SET EXERCISE: Only the lines holding the string "SEPA" are needed. Copy each one.

[Excerpts from a figure dataset]
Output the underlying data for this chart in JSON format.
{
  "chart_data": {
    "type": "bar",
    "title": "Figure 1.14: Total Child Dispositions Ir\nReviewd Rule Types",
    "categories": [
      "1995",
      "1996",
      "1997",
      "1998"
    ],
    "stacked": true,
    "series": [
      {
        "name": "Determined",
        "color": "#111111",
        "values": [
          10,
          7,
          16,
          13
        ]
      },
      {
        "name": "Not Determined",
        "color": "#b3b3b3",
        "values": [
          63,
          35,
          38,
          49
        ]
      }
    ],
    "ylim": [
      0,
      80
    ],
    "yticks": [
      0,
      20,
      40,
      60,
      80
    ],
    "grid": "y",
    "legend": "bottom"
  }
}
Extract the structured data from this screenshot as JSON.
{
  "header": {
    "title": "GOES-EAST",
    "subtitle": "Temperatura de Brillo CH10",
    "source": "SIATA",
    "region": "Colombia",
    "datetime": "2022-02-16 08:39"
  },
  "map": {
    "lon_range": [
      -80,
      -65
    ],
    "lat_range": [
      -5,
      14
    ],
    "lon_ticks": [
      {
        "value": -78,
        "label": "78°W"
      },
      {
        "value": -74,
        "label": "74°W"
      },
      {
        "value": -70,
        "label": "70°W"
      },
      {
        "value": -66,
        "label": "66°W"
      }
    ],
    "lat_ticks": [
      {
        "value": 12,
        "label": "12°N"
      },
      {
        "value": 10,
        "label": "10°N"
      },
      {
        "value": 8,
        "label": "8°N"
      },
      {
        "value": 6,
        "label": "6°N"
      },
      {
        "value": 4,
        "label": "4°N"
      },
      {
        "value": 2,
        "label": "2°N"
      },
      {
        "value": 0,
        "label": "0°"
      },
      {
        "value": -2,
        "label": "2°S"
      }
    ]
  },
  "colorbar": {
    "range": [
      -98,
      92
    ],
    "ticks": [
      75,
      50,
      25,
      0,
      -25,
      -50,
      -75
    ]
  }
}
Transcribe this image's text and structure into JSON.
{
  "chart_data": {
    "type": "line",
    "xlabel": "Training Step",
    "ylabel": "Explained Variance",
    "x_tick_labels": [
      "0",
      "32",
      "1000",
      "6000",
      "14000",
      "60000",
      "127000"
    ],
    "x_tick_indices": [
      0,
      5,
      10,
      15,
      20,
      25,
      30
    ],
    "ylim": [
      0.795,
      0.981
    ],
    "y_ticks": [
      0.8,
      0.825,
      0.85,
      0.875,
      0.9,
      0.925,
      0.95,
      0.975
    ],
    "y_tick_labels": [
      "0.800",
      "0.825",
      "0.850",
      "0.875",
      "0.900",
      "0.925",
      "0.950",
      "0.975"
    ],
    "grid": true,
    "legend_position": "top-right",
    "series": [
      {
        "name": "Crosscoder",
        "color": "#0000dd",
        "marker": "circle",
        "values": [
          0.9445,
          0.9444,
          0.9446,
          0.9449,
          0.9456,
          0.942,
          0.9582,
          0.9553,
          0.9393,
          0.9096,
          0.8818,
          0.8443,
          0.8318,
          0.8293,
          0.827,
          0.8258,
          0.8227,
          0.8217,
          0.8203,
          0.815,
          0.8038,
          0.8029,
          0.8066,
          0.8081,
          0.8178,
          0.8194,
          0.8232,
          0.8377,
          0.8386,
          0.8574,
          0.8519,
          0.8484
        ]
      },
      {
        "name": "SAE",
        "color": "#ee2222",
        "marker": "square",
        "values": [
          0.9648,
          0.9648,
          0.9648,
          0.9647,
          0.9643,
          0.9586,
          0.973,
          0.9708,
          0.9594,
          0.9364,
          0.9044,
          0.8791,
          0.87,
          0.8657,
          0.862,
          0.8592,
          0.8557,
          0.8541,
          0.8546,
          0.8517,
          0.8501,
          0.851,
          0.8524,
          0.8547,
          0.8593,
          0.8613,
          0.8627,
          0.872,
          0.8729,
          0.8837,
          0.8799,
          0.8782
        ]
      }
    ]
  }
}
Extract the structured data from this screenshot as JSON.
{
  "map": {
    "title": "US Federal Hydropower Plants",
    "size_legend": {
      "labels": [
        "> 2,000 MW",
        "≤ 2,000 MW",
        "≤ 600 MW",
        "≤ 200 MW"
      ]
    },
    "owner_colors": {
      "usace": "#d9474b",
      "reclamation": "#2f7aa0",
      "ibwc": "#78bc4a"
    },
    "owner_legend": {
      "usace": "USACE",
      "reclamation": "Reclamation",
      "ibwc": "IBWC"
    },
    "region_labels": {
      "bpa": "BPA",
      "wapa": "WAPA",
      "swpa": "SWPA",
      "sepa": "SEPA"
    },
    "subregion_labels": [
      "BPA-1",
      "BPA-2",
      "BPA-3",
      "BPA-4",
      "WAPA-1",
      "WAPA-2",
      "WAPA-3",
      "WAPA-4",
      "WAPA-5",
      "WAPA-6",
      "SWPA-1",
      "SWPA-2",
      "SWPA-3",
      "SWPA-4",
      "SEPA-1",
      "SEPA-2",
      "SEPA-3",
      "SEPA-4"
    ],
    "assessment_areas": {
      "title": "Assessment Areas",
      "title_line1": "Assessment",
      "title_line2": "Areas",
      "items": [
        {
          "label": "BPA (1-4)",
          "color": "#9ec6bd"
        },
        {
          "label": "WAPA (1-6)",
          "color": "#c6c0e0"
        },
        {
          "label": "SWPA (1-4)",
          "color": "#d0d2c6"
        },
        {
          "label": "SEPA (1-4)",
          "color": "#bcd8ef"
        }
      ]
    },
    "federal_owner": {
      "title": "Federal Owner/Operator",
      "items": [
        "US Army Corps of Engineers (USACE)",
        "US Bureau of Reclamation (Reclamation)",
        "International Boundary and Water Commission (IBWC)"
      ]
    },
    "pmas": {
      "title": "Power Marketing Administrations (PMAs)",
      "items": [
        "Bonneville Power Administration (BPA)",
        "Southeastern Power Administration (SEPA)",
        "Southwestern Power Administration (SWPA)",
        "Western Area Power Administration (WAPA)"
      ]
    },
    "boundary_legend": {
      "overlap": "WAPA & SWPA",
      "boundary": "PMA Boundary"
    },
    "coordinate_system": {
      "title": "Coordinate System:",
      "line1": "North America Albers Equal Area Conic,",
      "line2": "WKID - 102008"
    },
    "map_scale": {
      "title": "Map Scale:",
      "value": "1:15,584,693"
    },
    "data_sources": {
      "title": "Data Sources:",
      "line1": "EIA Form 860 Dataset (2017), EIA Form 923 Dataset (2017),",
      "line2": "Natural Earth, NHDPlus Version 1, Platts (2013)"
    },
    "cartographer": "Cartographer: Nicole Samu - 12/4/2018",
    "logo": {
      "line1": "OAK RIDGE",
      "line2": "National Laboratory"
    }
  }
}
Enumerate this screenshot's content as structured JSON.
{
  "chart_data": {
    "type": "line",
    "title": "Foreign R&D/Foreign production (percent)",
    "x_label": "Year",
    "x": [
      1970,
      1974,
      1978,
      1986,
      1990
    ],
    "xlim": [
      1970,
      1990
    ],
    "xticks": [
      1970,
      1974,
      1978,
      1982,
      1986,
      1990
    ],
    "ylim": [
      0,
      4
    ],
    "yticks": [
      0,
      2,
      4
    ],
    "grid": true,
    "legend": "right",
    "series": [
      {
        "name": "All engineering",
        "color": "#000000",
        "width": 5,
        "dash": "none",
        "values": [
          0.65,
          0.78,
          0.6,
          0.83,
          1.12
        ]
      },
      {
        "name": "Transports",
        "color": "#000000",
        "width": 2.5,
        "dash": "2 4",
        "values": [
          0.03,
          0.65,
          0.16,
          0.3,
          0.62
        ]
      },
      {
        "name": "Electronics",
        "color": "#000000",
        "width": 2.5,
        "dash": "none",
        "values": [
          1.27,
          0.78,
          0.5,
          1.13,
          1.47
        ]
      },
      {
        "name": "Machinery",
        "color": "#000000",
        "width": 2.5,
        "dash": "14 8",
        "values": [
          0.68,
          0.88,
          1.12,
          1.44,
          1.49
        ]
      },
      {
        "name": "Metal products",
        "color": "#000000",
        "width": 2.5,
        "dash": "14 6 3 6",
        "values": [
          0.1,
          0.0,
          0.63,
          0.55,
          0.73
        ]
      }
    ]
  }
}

CORRECT OUTPUT:
      "sepa": "SEPA"
      "SEPA-1",
      "SEPA-2",
      "SEPA-3",
      "SEPA-4"
          "label": "SEPA (1-4)",
        "Southeastern Power Administration (SEPA)",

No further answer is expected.